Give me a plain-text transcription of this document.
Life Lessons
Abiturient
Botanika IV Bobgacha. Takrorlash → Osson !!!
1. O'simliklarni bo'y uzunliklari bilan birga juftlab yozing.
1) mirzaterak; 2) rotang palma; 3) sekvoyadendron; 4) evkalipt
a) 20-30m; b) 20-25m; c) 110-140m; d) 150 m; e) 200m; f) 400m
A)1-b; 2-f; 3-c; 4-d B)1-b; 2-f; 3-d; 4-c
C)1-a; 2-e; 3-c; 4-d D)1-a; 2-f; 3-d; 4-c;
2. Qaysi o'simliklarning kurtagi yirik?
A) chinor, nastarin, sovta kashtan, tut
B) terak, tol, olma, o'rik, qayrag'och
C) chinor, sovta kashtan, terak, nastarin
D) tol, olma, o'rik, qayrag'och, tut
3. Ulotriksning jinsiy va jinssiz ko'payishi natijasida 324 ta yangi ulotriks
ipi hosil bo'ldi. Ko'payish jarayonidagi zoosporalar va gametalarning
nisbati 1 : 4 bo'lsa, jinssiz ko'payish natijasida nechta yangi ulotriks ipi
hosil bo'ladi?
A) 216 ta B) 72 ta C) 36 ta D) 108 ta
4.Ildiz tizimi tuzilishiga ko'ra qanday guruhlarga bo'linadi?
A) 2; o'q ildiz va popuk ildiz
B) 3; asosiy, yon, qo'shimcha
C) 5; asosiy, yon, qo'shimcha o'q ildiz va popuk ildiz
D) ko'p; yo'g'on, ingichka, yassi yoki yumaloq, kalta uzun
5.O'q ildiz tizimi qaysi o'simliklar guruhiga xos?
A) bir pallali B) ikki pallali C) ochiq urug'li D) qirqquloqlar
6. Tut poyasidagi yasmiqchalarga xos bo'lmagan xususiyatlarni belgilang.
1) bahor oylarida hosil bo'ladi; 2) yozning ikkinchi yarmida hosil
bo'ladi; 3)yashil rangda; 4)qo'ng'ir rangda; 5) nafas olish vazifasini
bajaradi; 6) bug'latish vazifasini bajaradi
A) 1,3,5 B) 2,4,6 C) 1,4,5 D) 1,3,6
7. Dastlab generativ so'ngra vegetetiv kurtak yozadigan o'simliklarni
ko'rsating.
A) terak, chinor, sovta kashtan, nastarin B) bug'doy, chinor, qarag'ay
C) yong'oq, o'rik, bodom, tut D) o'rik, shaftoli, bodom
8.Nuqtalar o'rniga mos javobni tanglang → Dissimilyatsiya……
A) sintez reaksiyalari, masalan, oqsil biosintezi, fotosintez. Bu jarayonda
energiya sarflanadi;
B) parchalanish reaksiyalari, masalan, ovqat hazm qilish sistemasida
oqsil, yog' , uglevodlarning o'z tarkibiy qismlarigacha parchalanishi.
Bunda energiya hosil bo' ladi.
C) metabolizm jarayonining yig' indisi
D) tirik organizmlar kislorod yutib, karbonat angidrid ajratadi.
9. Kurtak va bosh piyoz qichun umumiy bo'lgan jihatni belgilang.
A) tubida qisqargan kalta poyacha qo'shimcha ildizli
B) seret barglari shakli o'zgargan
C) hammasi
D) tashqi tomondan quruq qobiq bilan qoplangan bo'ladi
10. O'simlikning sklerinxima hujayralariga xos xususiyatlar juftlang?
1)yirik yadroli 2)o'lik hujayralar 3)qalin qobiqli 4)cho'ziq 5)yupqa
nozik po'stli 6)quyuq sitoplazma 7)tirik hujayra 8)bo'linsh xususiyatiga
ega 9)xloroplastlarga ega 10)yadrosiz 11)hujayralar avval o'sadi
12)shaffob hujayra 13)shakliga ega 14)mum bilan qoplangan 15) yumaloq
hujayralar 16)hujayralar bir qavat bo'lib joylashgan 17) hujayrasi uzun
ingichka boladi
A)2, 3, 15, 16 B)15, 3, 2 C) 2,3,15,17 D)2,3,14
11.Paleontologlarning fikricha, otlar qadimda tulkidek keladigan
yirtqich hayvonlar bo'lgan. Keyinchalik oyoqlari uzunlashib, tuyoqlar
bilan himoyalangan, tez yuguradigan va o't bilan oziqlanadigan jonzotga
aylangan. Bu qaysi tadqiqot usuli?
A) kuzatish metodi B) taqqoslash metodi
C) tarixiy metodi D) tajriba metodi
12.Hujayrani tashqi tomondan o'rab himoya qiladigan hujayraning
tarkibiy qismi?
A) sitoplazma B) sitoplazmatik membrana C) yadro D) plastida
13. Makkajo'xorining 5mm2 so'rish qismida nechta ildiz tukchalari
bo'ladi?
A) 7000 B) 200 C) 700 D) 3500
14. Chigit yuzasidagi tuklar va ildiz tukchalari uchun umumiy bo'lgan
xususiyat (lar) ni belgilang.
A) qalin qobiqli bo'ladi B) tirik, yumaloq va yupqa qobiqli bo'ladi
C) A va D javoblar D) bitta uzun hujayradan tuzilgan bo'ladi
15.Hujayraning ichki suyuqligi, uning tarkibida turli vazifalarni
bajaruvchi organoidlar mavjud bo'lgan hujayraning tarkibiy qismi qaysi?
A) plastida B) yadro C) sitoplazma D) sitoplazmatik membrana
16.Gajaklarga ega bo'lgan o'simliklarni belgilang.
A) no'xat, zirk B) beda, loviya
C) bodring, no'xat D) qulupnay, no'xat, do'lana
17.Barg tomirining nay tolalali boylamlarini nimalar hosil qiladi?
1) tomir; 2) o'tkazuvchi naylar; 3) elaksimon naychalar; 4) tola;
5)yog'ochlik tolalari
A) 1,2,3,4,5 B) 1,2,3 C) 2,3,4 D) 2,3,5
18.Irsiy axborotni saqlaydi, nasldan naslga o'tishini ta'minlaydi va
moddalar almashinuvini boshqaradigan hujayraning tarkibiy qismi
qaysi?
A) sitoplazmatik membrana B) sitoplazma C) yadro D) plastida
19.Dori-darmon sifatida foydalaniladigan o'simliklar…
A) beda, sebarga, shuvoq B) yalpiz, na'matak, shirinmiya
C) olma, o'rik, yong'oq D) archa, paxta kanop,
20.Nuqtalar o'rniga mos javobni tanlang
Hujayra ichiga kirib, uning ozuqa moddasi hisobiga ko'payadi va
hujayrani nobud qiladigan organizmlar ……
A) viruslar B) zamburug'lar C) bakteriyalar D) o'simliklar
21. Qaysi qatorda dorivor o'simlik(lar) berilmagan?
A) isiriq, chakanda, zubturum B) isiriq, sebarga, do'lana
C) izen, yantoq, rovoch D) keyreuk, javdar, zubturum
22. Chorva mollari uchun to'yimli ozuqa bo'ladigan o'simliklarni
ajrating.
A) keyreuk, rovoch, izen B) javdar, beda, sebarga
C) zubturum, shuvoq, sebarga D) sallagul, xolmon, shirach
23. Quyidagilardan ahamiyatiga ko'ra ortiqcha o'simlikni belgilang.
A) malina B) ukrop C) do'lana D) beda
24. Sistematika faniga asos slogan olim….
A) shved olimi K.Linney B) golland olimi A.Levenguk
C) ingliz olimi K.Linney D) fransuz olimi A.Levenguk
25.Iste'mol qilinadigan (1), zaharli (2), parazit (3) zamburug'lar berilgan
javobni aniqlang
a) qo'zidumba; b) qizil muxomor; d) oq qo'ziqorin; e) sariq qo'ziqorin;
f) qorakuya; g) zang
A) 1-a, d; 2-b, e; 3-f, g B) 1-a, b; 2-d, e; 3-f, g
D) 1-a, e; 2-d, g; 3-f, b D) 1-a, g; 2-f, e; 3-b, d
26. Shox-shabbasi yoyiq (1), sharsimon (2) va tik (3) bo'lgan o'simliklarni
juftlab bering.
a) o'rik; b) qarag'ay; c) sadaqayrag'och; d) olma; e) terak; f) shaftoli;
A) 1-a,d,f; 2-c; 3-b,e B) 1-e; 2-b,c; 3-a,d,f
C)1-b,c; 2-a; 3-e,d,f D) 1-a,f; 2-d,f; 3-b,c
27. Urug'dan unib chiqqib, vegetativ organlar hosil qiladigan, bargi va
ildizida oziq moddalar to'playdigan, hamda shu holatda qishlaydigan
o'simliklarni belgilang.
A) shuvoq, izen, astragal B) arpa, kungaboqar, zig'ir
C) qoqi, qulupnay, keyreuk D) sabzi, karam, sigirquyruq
* * * * * * * * *
● WHAT YOU HAVE TO DO
Tally the lines of the material in which the string "metodi" appears. Give the tally and nothing else.

● RESULT
2